:: Dataset rows

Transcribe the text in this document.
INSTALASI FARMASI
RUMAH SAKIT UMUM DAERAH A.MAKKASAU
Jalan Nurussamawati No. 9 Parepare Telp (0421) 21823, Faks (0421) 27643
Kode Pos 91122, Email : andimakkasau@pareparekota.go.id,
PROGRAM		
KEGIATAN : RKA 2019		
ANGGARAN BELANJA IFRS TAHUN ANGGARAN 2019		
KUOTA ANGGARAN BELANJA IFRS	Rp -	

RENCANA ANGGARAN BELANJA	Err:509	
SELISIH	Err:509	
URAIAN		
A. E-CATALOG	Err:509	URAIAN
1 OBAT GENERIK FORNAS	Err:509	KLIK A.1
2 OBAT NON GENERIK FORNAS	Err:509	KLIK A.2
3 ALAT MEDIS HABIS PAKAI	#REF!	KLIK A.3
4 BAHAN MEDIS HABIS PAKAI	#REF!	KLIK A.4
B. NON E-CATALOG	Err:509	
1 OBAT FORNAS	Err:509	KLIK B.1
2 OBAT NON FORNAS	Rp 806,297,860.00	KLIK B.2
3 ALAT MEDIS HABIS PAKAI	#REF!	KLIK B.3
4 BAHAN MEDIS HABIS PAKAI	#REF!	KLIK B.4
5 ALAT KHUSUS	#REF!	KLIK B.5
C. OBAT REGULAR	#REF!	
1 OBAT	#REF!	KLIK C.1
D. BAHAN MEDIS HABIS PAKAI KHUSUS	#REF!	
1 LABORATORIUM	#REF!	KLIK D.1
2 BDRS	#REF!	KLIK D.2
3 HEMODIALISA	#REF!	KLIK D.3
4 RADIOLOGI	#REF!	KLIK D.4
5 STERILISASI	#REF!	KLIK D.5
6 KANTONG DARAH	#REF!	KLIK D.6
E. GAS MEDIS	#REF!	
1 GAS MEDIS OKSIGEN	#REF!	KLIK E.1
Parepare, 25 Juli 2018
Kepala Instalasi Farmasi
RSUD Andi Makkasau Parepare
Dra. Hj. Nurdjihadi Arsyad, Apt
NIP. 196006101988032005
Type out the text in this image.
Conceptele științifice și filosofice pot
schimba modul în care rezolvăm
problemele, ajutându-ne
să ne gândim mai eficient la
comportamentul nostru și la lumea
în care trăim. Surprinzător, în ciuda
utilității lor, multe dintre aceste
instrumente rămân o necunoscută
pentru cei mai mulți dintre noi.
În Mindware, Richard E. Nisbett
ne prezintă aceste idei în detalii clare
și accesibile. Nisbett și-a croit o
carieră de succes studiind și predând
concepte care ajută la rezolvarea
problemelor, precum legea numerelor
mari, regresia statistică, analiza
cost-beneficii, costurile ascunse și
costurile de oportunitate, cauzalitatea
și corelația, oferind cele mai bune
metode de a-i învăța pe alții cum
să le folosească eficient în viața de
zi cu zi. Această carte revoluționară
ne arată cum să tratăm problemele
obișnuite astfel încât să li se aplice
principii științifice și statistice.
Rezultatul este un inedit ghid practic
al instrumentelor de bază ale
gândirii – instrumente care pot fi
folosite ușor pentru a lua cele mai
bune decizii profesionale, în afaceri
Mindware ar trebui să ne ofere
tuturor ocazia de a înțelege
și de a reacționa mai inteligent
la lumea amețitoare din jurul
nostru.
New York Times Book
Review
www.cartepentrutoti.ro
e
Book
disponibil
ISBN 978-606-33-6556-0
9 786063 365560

::::

_Objective_
Repeat the material from above exactly, word for word.

_Response to the exercise_
Transcribe the text in this document.
INSTALASI FARMASI
RUMAH SAKIT UMUM DAERAH A.MAKKASAU
Jalan Nurussamawati No. 9 Parepare Telp (0421) 21823, Faks (0421) 27643
Kode Pos 91122, Email : andimakkasau@pareparekota.go.id,
PROGRAM		
KEGIATAN : RKA 2019		
ANGGARAN BELANJA IFRS TAHUN ANGGARAN 2019		
KUOTA ANGGARAN BELANJA IFRS	Rp -	

RENCANA ANGGARAN BELANJA	Err:509	
SELISIH	Err:509	
URAIAN		
A. E-CATALOG	Err:509	URAIAN
1 OBAT GENERIK FORNAS	Err:509	KLIK A.1
2 OBAT NON GENERIK FORNAS	Err:509	KLIK A.2
3 ALAT MEDIS HABIS PAKAI	#REF!	KLIK A.3
4 BAHAN MEDIS HABIS PAKAI	#REF!	KLIK A.4
B. NON E-CATALOG	Err:509	
1 OBAT FORNAS	Err:509	KLIK B.1
2 OBAT NON FORNAS	Rp 806,297,860.00	KLIK B.2
3 ALAT MEDIS HABIS PAKAI	#REF!	KLIK B.3
4 BAHAN MEDIS HABIS PAKAI	#REF!	KLIK B.4
5 ALAT KHUSUS	#REF!	KLIK B.5
C. OBAT REGULAR	#REF!	
1 OBAT	#REF!	KLIK C.1
D. BAHAN MEDIS HABIS PAKAI KHUSUS	#REF!	
1 LABORATORIUM	#REF!	KLIK D.1
2 BDRS	#REF!	KLIK D.2
3 HEMODIALISA	#REF!	KLIK D.3
4 RADIOLOGI	#REF!	KLIK D.4
5 STERILISASI	#REF!	KLIK D.5
6 KANTONG DARAH	#REF!	KLIK D.6
E. GAS MEDIS	#REF!	
1 GAS MEDIS OKSIGEN	#REF!	KLIK E.1
Parepare, 25 Juli 2018
Kepala Instalasi Farmasi
RSUD Andi Makkasau Parepare
Dra. Hj. Nurdjihadi Arsyad, Apt
NIP. 196006101988032005
Type out the text in this image.
Conceptele științifice și filosofice pot
schimba modul în care rezolvăm
problemele, ajutându-ne
să ne gândim mai eficient la
comportamentul nostru și la lumea
în care trăim. Surprinzător, în ciuda
utilității lor, multe dintre aceste
instrumente rămân o necunoscută
pentru cei mai mulți dintre noi.
În Mindware, Richard E. Nisbett
ne prezintă aceste idei în detalii clare
și accesibile. Nisbett și-a croit o
carieră de succes studiind și predând
concepte care ajută la rezolvarea
problemelor, precum legea numerelor
mari, regresia statistică, analiza
cost-beneficii, costurile ascunse și
costurile de oportunitate, cauzalitatea
și corelația, oferind cele mai bune
metode de a-i învăța pe alții cum
să le folosească eficient în viața de
zi cu zi. Această carte revoluționară
ne arată cum să tratăm problemele
obișnuite astfel încât să li se aplice
principii științifice și statistice.
Rezultatul este un inedit ghid practic
al instrumentelor de bază ale
gândirii – instrumente care pot fi
folosite ușor pentru a lua cele mai
bune decizii profesionale, în afaceri
Mindware ar trebui să ne ofere
tuturor ocazia de a înțelege
și de a reacționa mai inteligent
la lumea amețitoare din jurul
nostru.
New York Times Book
Review
www.cartepentrutoti.ro
e
Book
disponibil
ISBN 978-606-33-6556-0
9 786063 365560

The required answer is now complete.